> [Data supplied]
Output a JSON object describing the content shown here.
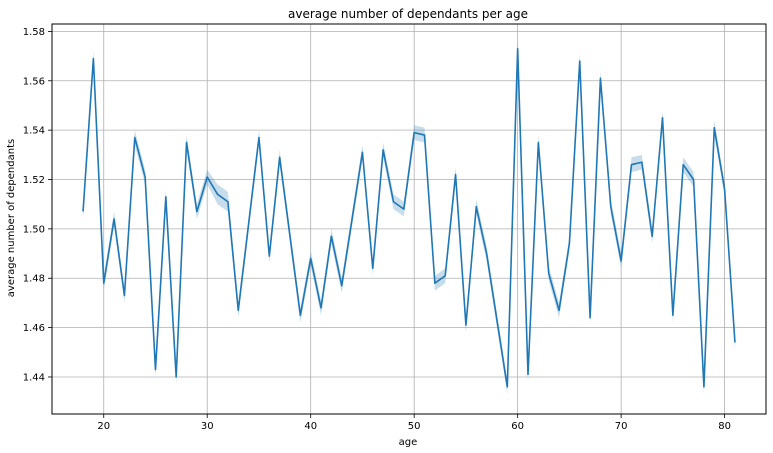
{
  "chart_data": {
    "type": "line",
    "title": "average number of dependants per age",
    "xlabel": "age",
    "ylabel": "average number of dependants",
    "xlim": [
      15,
      84
    ],
    "ylim": [
      1.425,
      1.583
    ],
    "xticks": [
      20,
      30,
      40,
      50,
      60,
      70,
      80
    ],
    "yticks": [
      1.44,
      1.46,
      1.48,
      1.5,
      1.52,
      1.54,
      1.56,
      1.58
    ],
    "grid": true,
    "line_color": "#1f77b4",
    "band_color": "#1f77b4",
    "series": [
      {
        "x": [
          18,
          19,
          20,
          21,
          22,
          23,
          24,
          25,
          26,
          27,
          28,
          29,
          30,
          31,
          32,
          33,
          34,
          35,
          36,
          37,
          38,
          39,
          40,
          41,
          42,
          43,
          44,
          45,
          46,
          47,
          48,
          49,
          50,
          51,
          52,
          53,
          54,
          55,
          56,
          57,
          58,
          59,
          60,
          61,
          62,
          63,
          64,
          65,
          66,
          67,
          68,
          69,
          70,
          71,
          72,
          73,
          74,
          75,
          76,
          77,
          78,
          79,
          80,
          81
        ],
        "y": [
          1.507,
          1.569,
          1.478,
          1.504,
          1.473,
          1.537,
          1.521,
          1.443,
          1.513,
          1.44,
          1.535,
          1.507,
          1.521,
          1.514,
          1.511,
          1.467,
          1.502,
          1.537,
          1.489,
          1.529,
          1.497,
          1.465,
          1.488,
          1.468,
          1.497,
          1.477,
          1.504,
          1.531,
          1.484,
          1.532,
          1.511,
          1.508,
          1.539,
          1.538,
          1.478,
          1.481,
          1.522,
          1.461,
          1.509,
          1.49,
          1.463,
          1.436,
          1.573,
          1.441,
          1.535,
          1.482,
          1.467,
          1.494,
          1.568,
          1.464,
          1.561,
          1.509,
          1.487,
          1.526,
          1.527,
          1.497,
          1.545,
          1.465,
          1.526,
          1.52,
          1.436,
          1.541,
          1.516,
          1.454
        ],
        "ci": [
          0.003,
          0.003,
          0.003,
          0.003,
          0.003,
          0.003,
          0.003,
          0.003,
          0.003,
          0.003,
          0.003,
          0.003,
          0.003,
          0.004,
          0.004,
          0.003,
          0.003,
          0.003,
          0.003,
          0.003,
          0.003,
          0.003,
          0.003,
          0.003,
          0.003,
          0.003,
          0.003,
          0.003,
          0.003,
          0.003,
          0.003,
          0.003,
          0.003,
          0.003,
          0.003,
          0.003,
          0.003,
          0.003,
          0.003,
          0.003,
          0.003,
          0.003,
          0.003,
          0.003,
          0.003,
          0.003,
          0.003,
          0.003,
          0.003,
          0.003,
          0.003,
          0.003,
          0.003,
          0.003,
          0.003,
          0.003,
          0.003,
          0.003,
          0.003,
          0.003,
          0.003,
          0.003,
          0.003,
          0.003
        ]
      }
    ]
  }
}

> [Directions] Copy the records above exactly. The pictures are not part of the copy.

> [Response]
Output a JSON object describing the content shown here.
{
  "chart_data": {
    "type": "line",
    "title": "average number of dependants per age",
    "xlabel": "age",
    "ylabel": "average number of dependants",
    "xlim": [
      15,
      84
    ],
    "ylim": [
      1.425,
      1.583
    ],
    "xticks": [
      20,
      30,
      40,
      50,
      60,
      70,
      80
    ],
    "yticks": [
      1.44,
      1.46,
      1.48,
      1.5,
      1.52,
      1.54,
      1.56,
      1.58
    ],
    "grid": true,
    "line_color": "#1f77b4",
    "band_color": "#1f77b4",
    "series": [
      {
        "x": [
          18,
          19,
          20,
          21,
          22,
          23,
          24,
          25,
          26,
          27,
          28,
          29,
          30,
          31,
          32,
          33,
          34,
          35,
          36,
          37,
          38,
          39,
          40,
          41,
          42,
          43,
          44,
          45,
          46,
          47,
          48,
          49,
          50,
          51,
          52,
          53,
          54,
          55,
          56,
          57,
          58,
          59,
          60,
          61,
          62,
          63,
          64,
          65,
          66,
          67,
          68,
          69,
          70,
          71,
          72,
          73,
          74,
          75,
          76,
          77,
          78,
          79,
          80,
          81
        ],
        "y": [
          1.507,
          1.569,
          1.478,
          1.504,
          1.473,
          1.537,
          1.521,
          1.443,
          1.513,
          1.44,
          1.535,
          1.507,
          1.521,
          1.514,
          1.511,
          1.467,
          1.502,
          1.537,
          1.489,
          1.529,
          1.497,
          1.465,
          1.488,
          1.468,
          1.497,
          1.477,
          1.504,
          1.531,
          1.484,
          1.532,
          1.511,
          1.508,
          1.539,
          1.538,
          1.478,
          1.481,
          1.522,
          1.461,
          1.509,
          1.49,
          1.463,
          1.436,
          1.573,
          1.441,
          1.535,
          1.482,
          1.467,
          1.494,
          1.568,
          1.464,
          1.561,
          1.509,
          1.487,
          1.526,
          1.527,
          1.497,
          1.545,
          1.465,
          1.526,
          1.52,
          1.436,
          1.541,
          1.516,
          1.454
        ],
        "ci": [
          0.003,
          0.003,
          0.003,
          0.003,
          0.003,
          0.003,
          0.003,
          0.003,
          0.003,
          0.003,
          0.003,
          0.003,
          0.003,
          0.004,
          0.004,
          0.003,
          0.003,
          0.003,
          0.003,
          0.003,
          0.003,
          0.003,
          0.003,
          0.003,
          0.003,
          0.003,
          0.003,
          0.003,
          0.003,
          0.003,
          0.003,
          0.003,
          0.003,
          0.003,
          0.003,
          0.003,
          0.003,
          0.003,
          0.003,
          0.003,
          0.003,
          0.003,
          0.003,
          0.003,
          0.003,
          0.003,
          0.003,
          0.003,
          0.003,
          0.003,
          0.003,
          0.003,
          0.003,
          0.003,
          0.003,
          0.003,
          0.003,
          0.003,
          0.003,
          0.003,
          0.003,
          0.003,
          0.003,
          0.003
        ]
      }
    ]
  }
}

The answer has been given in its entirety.